** START DATA SHOWN **

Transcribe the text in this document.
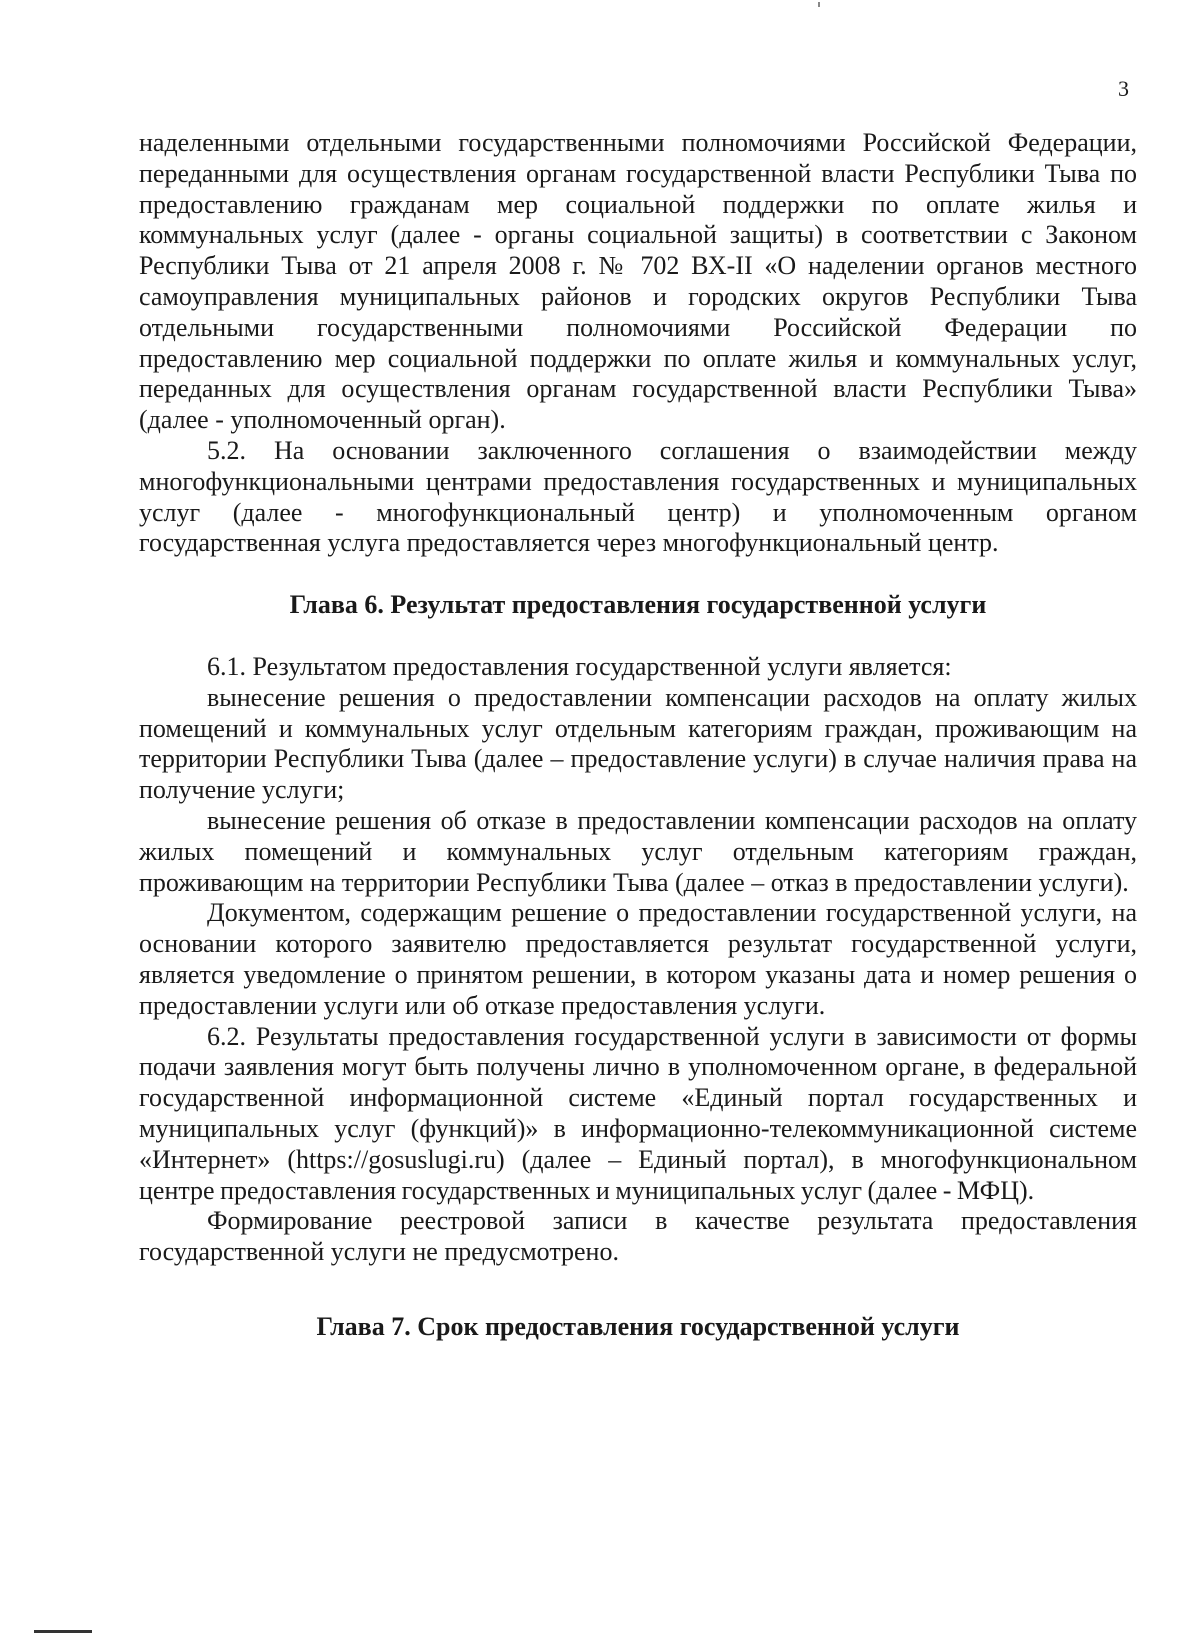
3

наделенными отдельными государственными полномочиями Российской Федерации, переданными для осуществления органам государственной власти Республики Тыва по предоставлению гражданам мер социальной поддержки по оплате жилья и коммунальных услуг (далее - органы социальной защиты) в соответствии с Законом Республики Тыва от 21 апреля 2008 г. № 702 ВХ-II «О наделении органов местного самоуправления муниципальных районов и городских округов Республики Тыва отдельными государственными полномочиями Российской Федерации по предоставлению мер социальной поддержки по оплате жилья и коммунальных услуг, переданных для осуществления органам государственной власти Республики Тыва» (далее - уполномоченный орган).

5.2. На основании заключенного соглашения о взаимодействии между многофункциональными центрами предоставления государственных и муниципальных услуг (далее - многофункциональный центр) и уполномоченным органом государственная услуга предоставляется через многофункциональный центр.

Глава 6. Результат предоставления государственной услуги

6.1. Результатом предоставления государственной услуги является:

вынесение решения о предоставлении компенсации расходов на оплату жилых помещений и коммунальных услуг отдельным категориям граждан, проживающим на территории Республики Тыва (далее – предоставление услуги) в случае наличия права на получение услуги;

вынесение решения об отказе в предоставлении компенсации расходов на оплату жилых помещений и коммунальных услуг отдельным категориям граждан, проживающим на территории Республики Тыва (далее – отказ в предоставлении услуги).

Документом, содержащим решение о предоставлении государственной услуги, на основании которого заявителю предоставляется результат государственной услуги, является уведомление о принятом решении, в котором указаны дата и номер решения о предоставлении услуги или об отказе предоставления услуги.

6.2. Результаты предоставления государственной услуги в зависимости от формы подачи заявления могут быть получены лично в уполномоченном органе, в федеральной государственной информационной системе «Единый портал государственных и муниципальных услуг (функций)» в информационно-телекоммуникационной системе «Интернет» (https://gosuslugi.ru) (далее – Единый портал), в многофункциональном центре предоставления государственных и муниципальных услуг (далее - МФЦ).

Формирование реестровой записи в качестве результата предоставления государственной услуги не предусмотрено.

Глава 7. Срок предоставления государственной услуги
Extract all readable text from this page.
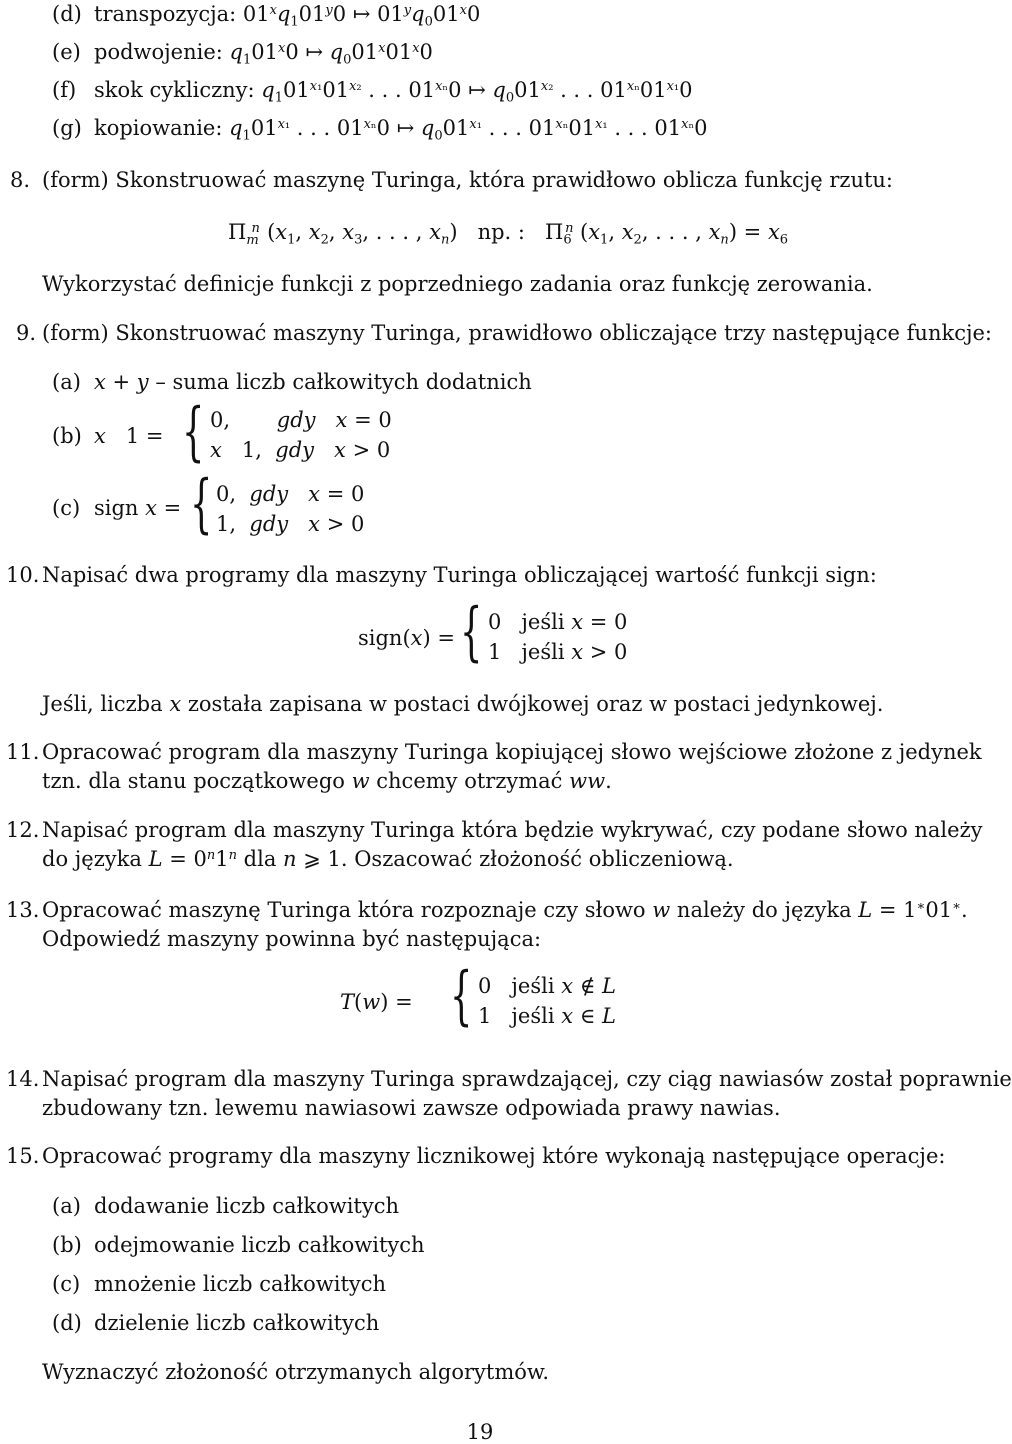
(d) transpozycja: $01^xq_101^y0$ ↦ $01^yq_001^x0$
(e) podwojenie: $q_101^x0$ ↦ $q_001^x01^x0$
(f) skok cykliczny: $q_101^{x_1}01^{x_2}$ . . . $01^{x_n}0$ ↦ $q_001^{x_2}$ . . . $01^{x_n}01^{x_1}0$
(g) kopiowanie: $q_101^{x_1}$ . . . $01^{x_n}0$ ↦ $q_001^{x_1}$ . . . $01^{x_n}01^{x_1}$ . . . $01^{x_n}0$
8. (form) Skonstruować maszynę Turinga, która prawidłowo oblicza funkcję rzutu:
$\Pi_m^n$ ($x_1$, $x_2$, $x_3$, . . . , $x_n$)   np. :   $\Pi_6^n$ ($x_1$, $x_2$, . . . , $x_n) = x_6$
Wykorzystać definicje funkcji z poprzedniego zadania oraz funkcję zerowania.
9. (form) Skonstruować maszyny Turinga, prawidłowo obliczające trzy następujące funkcje:
(a) x + y – suma liczb całkowitych dodatnich
(b) x   1 = { 0,       gdy x = 0
x   1,  gdy x > 0
(c) sign x = { 0,  gdy x = 0
1,  gdy x > 0
10. Napisać dwa programy dla maszyny Turinga obliczającej wartość funkcji sign:
sign(x) = { 0   jeśli x = 0
1   jeśli x > 0
Jeśli, liczba x została zapisana w postaci dwójkowej oraz w postaci jedynkowej.
11. Opracować program dla maszyny Turinga kopiującej słowo wejściowe złożone z jedynek
tzn. dla stanu początkowego w chcemy otrzymać ww.
12. Napisać program dla maszyny Turinga która będzie wykrywać, czy podane słowo należy
do języka $L = 0^n1^n$ dla n ⩾ 1. Oszacować złożoność obliczeniową.
13. Opracować maszynę Turinga która rozpoznaje czy słowo w należy do języka L = 1∗01∗.
Odpowiedź maszyny powinna być następująca:
T(w) = { 0   jeśli x ∉ L
1   jeśli x ∈ L
14. Napisać program dla maszyny Turinga sprawdzającej, czy ciąg nawiasów został poprawnie
zbudowany tzn. lewemu nawiasowi zawsze odpowiada prawy nawias.
15. Opracować programy dla maszyny licznikowej które wykonają następujące operacje:
(a) dodawanie liczb całkowitych
(b) odejmowanie liczb całkowitych
(c) mnożenie liczb całkowitych
(d) dzielenie liczb całkowitych
Wyznaczyć złożoność otrzymanych algorytmów.
19
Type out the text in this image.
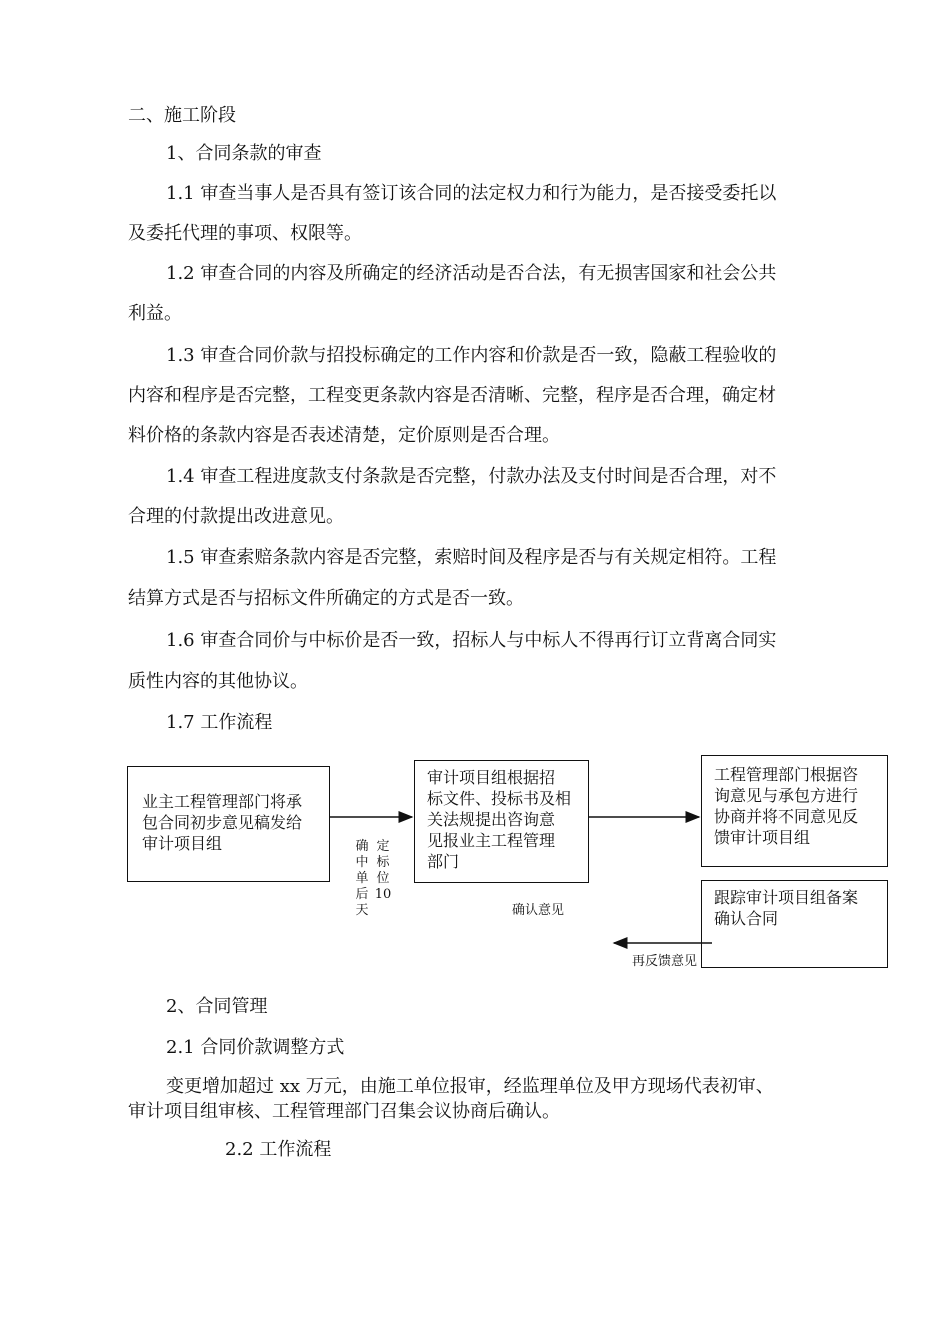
二、施工阶段
1、合同条款的审查
1.1 审查当事人是否具有签订该合同的法定权力和行为能力，是否接受委托以
及委托代理的事项、权限等。
1.2 审查合同的内容及所确定的经济活动是否合法，有无损害国家和社会公共
利益。
1.3 审查合同价款与招投标确定的工作内容和价款是否一致，隐蔽工程验收的
内容和程序是否完整，工程变更条款内容是否清晰、完整，程序是否合理，确定材
料价格的条款内容是否表述清楚，定价原则是否合理。
1.4 审查工程进度款支付条款是否完整，付款办法及支付时间是否合理，对不
合理的付款提出改进意见。
1.5 审查索赔条款内容是否完整，索赔时间及程序是否与有关规定相符。工程
结算方式是否与招标文件所确定的方式是否一致。
1.6 审查合同价与中标价是否一致，招标人与中标人不得再行订立背离合同实
质性内容的其他协议。
1.7 工作流程
业主工程管理部门将承
包合同初步意见稿发给
审计项目组
审计项目组根据招
标文件、投标书及相
关法规提出咨询意
见报业主工程管理
部门
工程管理部门根据咨
询意见与承包方进行
协商并将不同意见反
馈审计项目组
跟踪审计项目组备案
确认合同
确
中
单
后
天
定
标
位
10
确认意见
再反馈意见
2、合同管理
2.1 合同价款调整方式
变更增加超过 xx 万元，由施工单位报审，经监理单位及甲方现场代表初审、
审计项目组审核、工程管理部门召集会议协商后确认。
2.2 工作流程
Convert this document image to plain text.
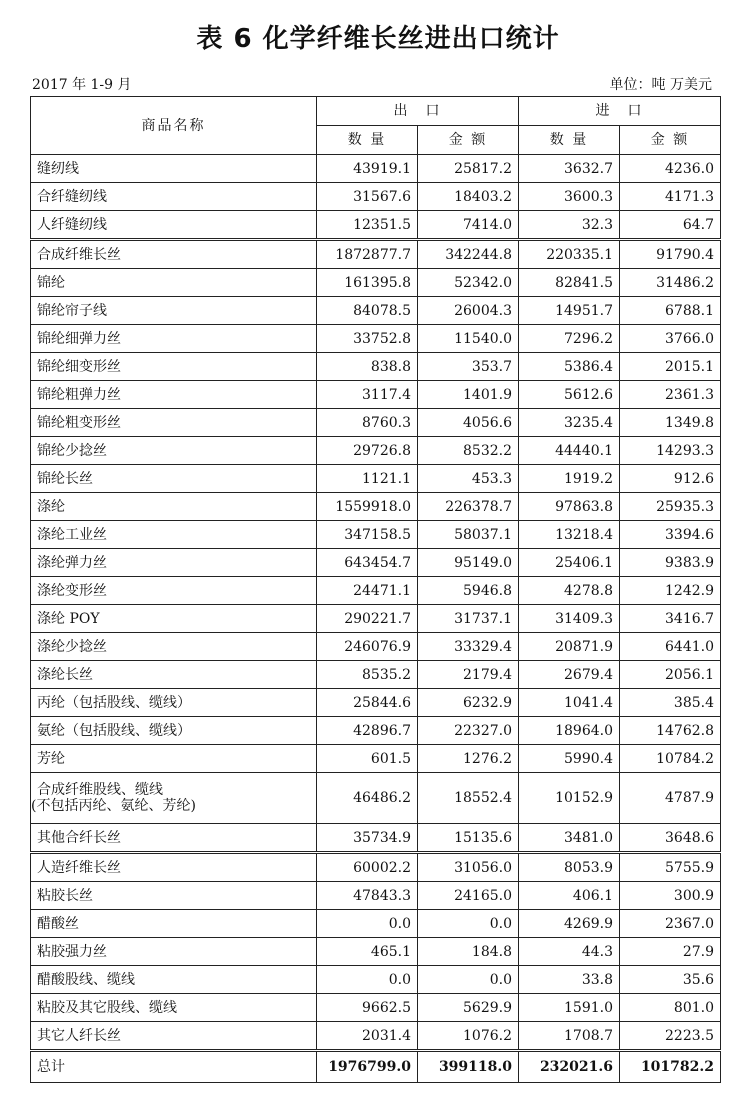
表 6 化学纤维长丝进出口统计
2017 年 1-9 月	单位：吨 万美元
商品名称	出　口		进　口	
	数 量	金 额	数 量	金 额

缝纫线	43919.1	25817.2	3632.7	4236.0

合纤缝纫线	31567.6	18403.2	3600.3	4171.3

人纤缝纫线	12351.5	7414.0	32.3	64.7

合成纤维长丝	1872877.7	342244.8	220335.1	91790.4

锦纶	161395.8	52342.0	82841.5	31486.2

锦纶帘子线	84078.5	26004.3	14951.7	6788.1

锦纶细弹力丝	33752.8	11540.0	7296.2	3766.0

锦纶细变形丝	838.8	353.7	5386.4	2015.1

锦纶粗弹力丝	3117.4	1401.9	5612.6	2361.3

锦纶粗变形丝	8760.3	4056.6	3235.4	1349.8

锦纶少捻丝	29726.8	8532.2	44440.1	14293.3

锦纶长丝	1121.1	453.3	1919.2	912.6

涤纶	1559918.0	226378.7	97863.8	25935.3

涤纶工业丝	347158.5	58037.1	13218.4	3394.6

涤纶弹力丝	643454.7	95149.0	25406.1	9383.9

涤纶变形丝	24471.1	5946.8	4278.8	1242.9

涤纶 POY	290221.7	31737.1	31409.3	3416.7

涤纶少捻丝	246076.9	33329.4	20871.9	6441.0

涤纶长丝	8535.2	2179.4	2679.4	2056.1

丙纶（包括股线、缆线）	25844.6	6232.9	1041.4	385.4

氨纶（包括股线、缆线）	42896.7	22327.0	18964.0	14762.8

芳纶	601.5	1276.2	5990.4	10784.2

合成纤维股线、缆线
(不包括丙纶、氨纶、芳纶)	46486.2	18552.4	10152.9	4787.9

其他合纤长丝	35734.9	15135.6	3481.0	3648.6

人造纤维长丝	60002.2	31056.0	8053.9	5755.9

粘胶长丝	47843.3	24165.0	406.1	300.9

醋酸丝	0.0	0.0	4269.9	2367.0

粘胶强力丝	465.1	184.8	44.3	27.9

醋酸股线、缆线	0.0	0.0	33.8	35.6

粘胶及其它股线、缆线	9662.5	5629.9	1591.0	801.0

其它人纤长丝	2031.4	1076.2	1708.7	2223.5
总计	1976799.0	399118.0	232021.6	101782.2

** END DATA SHOWN **

**WHAT TO PRODUCE**
Copy all lines from the material that include "maszynę".

**WORKED SOLUTION**
8. (form) Skonstruować maszynę Turinga, która prawidłowo oblicza funkcję rzutu:
13. Opracować maszynę Turinga która rozpoznaje czy słowo w należy do języka L = 1∗01∗.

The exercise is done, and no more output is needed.